# [EXERCISE]
Take every line from the listing below that includes "this" and copy it.

(Rows from a figure dataset)
# # # # # # #

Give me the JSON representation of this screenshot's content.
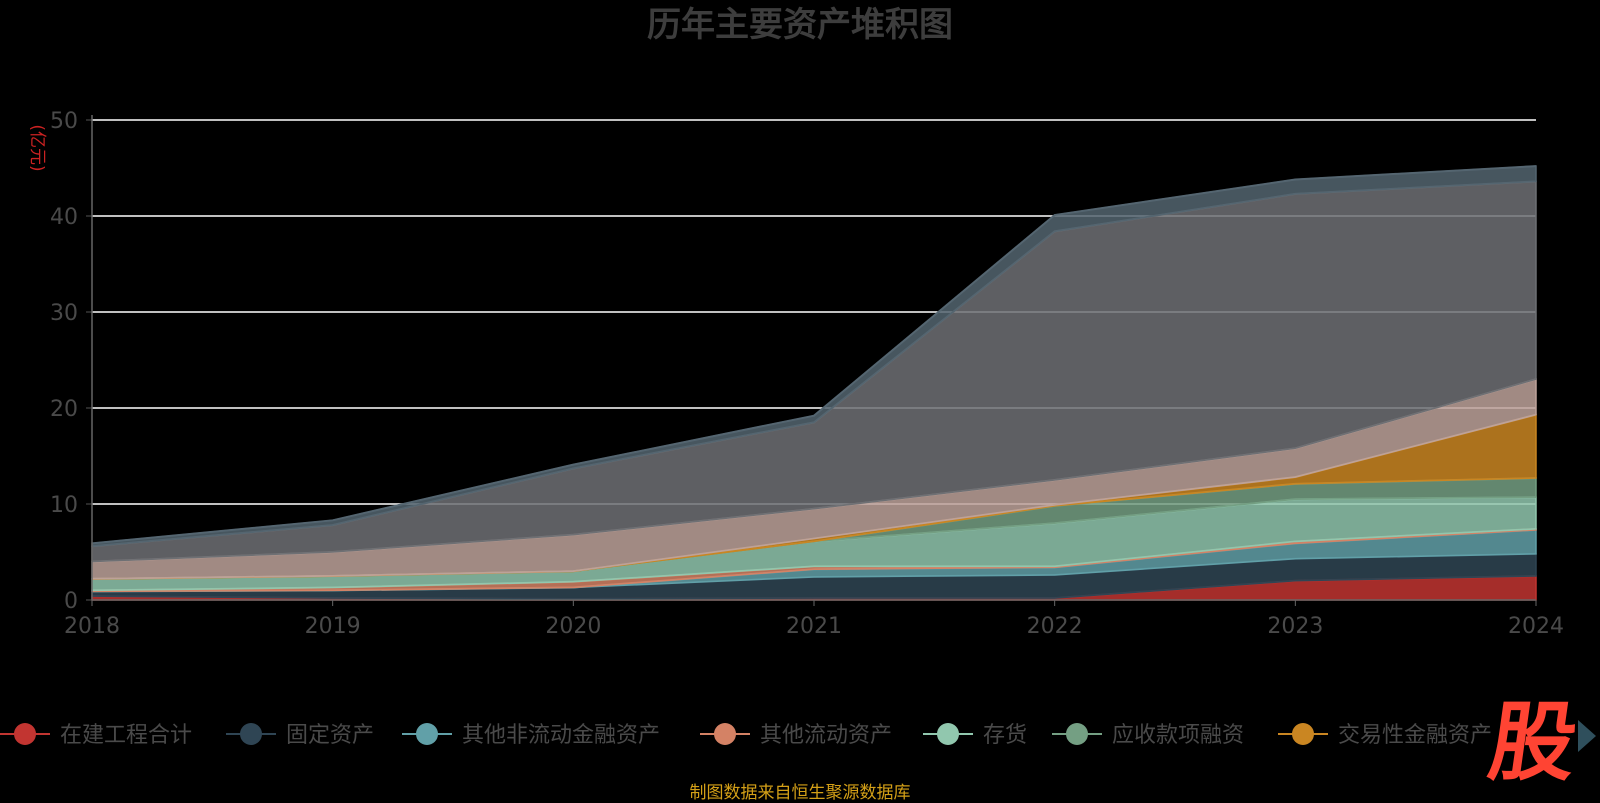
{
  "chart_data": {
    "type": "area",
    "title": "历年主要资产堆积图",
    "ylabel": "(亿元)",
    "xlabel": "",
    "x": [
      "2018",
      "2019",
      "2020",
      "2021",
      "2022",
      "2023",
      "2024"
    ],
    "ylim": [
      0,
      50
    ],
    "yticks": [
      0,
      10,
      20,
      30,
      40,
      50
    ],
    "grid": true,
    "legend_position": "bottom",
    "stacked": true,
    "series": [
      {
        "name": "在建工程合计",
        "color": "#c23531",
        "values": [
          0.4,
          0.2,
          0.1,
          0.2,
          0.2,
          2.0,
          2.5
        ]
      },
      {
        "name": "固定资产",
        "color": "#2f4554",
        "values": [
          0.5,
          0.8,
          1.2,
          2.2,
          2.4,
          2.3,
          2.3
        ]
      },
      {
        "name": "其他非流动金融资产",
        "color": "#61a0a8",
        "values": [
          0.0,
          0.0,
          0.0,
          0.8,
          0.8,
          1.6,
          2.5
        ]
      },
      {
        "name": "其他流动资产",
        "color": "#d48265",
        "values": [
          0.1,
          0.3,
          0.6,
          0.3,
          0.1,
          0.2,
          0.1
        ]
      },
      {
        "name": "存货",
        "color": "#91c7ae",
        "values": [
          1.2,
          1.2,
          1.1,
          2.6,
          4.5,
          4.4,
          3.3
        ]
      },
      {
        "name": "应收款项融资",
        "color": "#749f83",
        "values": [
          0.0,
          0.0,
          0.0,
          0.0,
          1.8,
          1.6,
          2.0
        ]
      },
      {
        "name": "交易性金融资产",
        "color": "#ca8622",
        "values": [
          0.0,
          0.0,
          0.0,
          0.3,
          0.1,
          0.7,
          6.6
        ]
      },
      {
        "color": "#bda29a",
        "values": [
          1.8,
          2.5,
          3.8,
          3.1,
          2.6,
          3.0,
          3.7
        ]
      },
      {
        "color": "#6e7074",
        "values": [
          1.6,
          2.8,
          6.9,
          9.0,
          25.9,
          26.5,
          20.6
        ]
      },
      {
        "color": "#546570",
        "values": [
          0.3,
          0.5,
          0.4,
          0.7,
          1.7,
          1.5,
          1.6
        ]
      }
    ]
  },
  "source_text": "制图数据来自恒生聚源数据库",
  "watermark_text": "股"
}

# # # # # # #

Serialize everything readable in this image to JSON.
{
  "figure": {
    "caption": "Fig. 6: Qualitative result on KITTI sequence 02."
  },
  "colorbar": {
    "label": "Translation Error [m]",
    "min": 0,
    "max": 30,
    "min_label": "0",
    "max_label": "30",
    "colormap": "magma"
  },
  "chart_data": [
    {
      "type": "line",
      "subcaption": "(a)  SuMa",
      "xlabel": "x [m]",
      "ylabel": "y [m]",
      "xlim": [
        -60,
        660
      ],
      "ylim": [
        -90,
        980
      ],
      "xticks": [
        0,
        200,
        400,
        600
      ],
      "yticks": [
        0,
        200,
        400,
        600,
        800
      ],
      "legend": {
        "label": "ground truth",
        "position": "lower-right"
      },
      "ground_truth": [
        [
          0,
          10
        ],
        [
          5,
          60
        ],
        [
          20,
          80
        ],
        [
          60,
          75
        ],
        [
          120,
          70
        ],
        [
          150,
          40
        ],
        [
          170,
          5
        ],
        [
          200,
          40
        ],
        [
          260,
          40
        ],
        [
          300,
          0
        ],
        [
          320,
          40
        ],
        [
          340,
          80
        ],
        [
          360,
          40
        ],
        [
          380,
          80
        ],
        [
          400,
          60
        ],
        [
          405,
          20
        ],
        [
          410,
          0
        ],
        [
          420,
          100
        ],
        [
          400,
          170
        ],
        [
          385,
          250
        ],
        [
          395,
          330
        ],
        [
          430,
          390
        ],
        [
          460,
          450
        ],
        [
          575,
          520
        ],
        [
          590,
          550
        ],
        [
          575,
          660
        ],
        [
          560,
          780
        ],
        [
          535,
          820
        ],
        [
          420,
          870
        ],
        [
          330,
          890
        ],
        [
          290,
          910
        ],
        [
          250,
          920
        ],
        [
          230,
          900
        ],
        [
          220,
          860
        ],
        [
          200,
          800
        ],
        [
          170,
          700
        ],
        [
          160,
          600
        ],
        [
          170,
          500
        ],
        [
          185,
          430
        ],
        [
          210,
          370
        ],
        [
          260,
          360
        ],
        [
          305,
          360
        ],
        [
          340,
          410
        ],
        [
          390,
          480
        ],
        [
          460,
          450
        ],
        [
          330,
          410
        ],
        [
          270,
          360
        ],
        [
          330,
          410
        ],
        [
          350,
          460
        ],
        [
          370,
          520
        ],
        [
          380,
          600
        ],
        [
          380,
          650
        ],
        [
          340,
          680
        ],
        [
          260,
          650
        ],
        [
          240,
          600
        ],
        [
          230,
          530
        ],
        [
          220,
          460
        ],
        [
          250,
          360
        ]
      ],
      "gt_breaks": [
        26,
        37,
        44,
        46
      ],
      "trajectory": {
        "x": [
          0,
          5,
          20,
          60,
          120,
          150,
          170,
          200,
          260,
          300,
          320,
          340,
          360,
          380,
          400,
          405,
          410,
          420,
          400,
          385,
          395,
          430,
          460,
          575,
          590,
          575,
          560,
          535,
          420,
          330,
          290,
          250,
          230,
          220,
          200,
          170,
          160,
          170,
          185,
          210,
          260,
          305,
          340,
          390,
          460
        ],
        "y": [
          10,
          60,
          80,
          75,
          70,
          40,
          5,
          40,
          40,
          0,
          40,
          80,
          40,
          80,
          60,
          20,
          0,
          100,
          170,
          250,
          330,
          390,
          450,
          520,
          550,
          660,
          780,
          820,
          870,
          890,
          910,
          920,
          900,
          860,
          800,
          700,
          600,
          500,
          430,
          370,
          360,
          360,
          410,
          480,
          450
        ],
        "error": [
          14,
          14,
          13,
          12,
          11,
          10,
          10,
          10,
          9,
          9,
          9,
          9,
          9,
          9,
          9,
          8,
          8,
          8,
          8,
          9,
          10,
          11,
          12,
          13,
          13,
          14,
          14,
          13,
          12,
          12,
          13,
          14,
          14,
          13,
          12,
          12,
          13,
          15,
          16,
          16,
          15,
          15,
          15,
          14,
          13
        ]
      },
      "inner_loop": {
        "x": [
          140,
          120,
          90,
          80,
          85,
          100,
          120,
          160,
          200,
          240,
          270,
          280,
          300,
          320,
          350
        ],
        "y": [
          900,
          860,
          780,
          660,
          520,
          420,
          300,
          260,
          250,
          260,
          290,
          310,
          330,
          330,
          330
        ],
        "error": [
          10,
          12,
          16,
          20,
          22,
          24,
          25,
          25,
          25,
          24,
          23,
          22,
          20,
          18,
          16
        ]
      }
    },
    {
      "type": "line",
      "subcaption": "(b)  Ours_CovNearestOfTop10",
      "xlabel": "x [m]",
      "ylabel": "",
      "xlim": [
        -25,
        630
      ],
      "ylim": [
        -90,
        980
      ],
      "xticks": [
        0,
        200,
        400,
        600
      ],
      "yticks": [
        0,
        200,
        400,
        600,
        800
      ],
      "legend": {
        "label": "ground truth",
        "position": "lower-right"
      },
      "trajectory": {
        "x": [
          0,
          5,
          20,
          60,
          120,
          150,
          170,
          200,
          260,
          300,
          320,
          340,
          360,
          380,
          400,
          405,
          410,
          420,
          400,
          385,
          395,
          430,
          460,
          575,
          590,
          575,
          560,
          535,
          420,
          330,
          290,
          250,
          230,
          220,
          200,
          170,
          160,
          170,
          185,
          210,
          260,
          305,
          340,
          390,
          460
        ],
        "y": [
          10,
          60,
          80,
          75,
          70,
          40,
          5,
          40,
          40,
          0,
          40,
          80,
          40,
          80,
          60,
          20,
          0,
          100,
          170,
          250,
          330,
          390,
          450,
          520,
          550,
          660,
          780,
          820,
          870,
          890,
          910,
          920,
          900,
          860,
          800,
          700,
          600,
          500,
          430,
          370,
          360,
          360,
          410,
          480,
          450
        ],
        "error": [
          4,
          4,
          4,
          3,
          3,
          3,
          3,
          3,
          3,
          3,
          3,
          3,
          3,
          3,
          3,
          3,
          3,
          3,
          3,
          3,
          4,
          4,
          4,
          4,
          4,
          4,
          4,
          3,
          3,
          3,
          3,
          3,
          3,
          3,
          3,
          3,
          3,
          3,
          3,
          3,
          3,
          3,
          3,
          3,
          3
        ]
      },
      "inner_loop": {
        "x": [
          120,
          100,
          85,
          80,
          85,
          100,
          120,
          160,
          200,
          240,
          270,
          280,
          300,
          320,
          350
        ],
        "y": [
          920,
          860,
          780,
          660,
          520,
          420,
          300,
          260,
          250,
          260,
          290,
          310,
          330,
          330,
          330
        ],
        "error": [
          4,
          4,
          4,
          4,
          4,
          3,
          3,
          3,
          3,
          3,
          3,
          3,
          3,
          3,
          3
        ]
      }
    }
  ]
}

# # # # # # #

# [FULL SOLUTION]
Give me the JSON representation of this screenshot's content.
Serialize everything readable in this image to JSON.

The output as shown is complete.